**DOCUMENT PASSAGE:**
════════
In recent years I have noticed Hollywood movies generally have a token female in most movies, but mostly male characters. When actresses have requested equity in pay, the response has been that the actress in question had fewer lines. The implication is that women are asking for equal pay for less work. I found it funny since most women did not ask for unequal roles. My perspective is that what they acknowledged, giving the characters less significance, and less lines reinforces women’s inequality. We are inculcated with the female role as a supporting role to the main characters.
As a woman who started in the tech, starting in the late 90s, I started my career seeing many female programmers. Historically, women were many of the first programmers. After Hollywood’s trope of the male tech geek, we have come to the point where women are assumed to be less capable as programmers than males. Hollywood has the ability to influence how we see ourselves and others. It has the ability to create bias or to reduce bias. Unfortunately, too often Hollywood reinforces our biases.
I decided to analyze IMDB principal cast data starting from 1980 through 2019, inclusive. I eliminated 2020 and 2021 due to fewer movies being release and most not going to theaters. It would have introduced more variables. I first looked at data for some of the top movies for each year on https://www.boxofficemojo.com/ and merged it with the IMDB data. I also ran on the full IMDB data set in that year range, filtering for English titles. My focus was on the percentage of males/female principals (actors and actresses) listed in each movie. I removed the director records. I looked at the data across each genre to see if there were differences in gender representation. I calculated the percentage of movies each year that have > 60% male cast members, > 60% females and between 40 and 60% of males and females (balanced). I also calculated a 5-year average for these calculations as well.
════════
**SET TASK:**
Quote the stretch of the Hollywood casting analysis from "I decided to" through "calculations as well.", character for character.

**RAW DATA:**
════════
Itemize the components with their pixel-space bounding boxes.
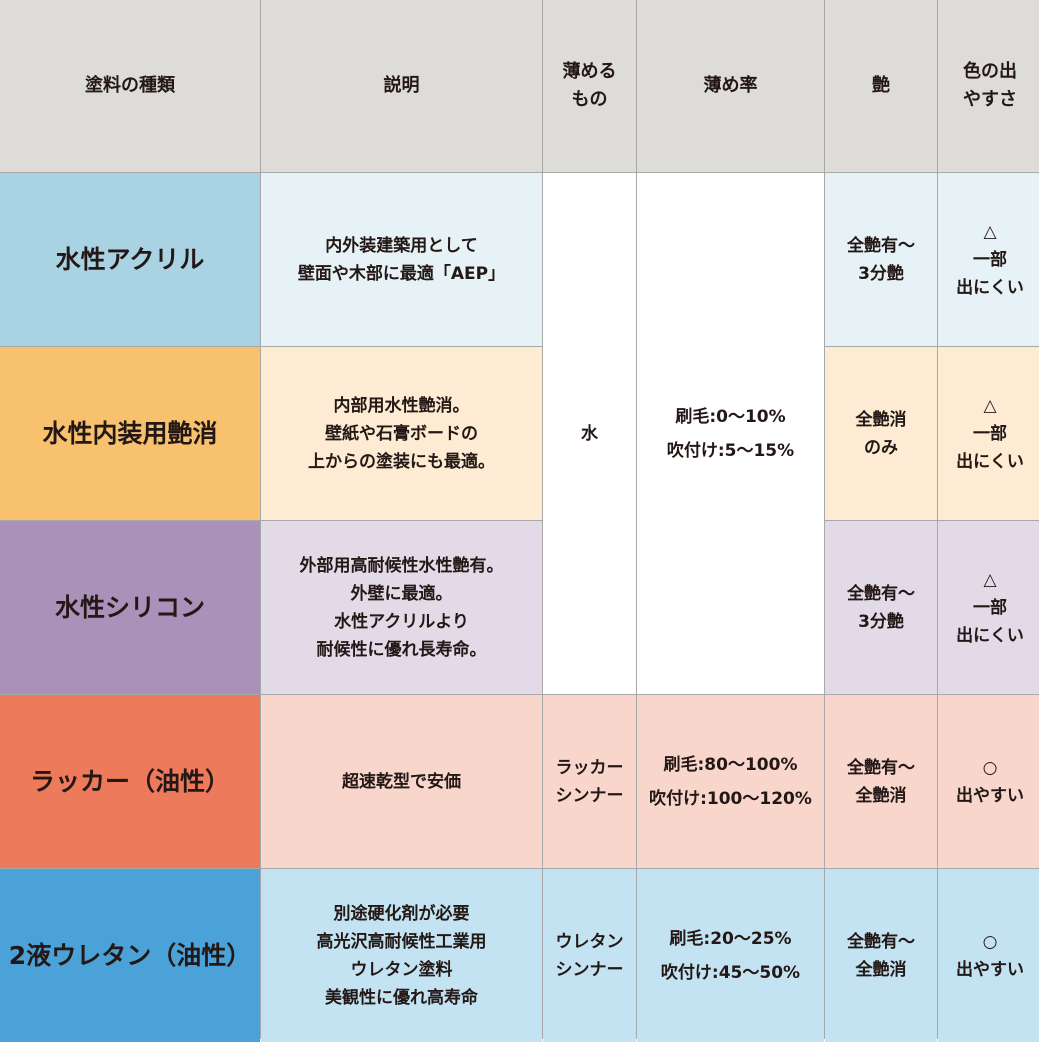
════════
**EXERCISE ANSWER:**
I decided to analyze IMDB principal cast data starting from 1980 through 2019, inclusive. I eliminated 2020 and 2021 due to fewer movies being release and most not going to theaters. It would have introduced more variables. I first looked at data for some of the top movies for each year on https://www.boxofficemojo.com/ and merged it with the IMDB data. I also ran on the full IMDB data set in that year range, filtering for English titles. My focus was on the percentage of males/female principals (actors and actresses) listed in each movie. I removed the director records. I looked at the data across each genre to see if there were differences in gender representation. I calculated the percentage of movies each year that have > 60% male cast members, > 60% females and between 40 and 60% of males and females (balanced). I also calculated a 5-year average for these calculations as well.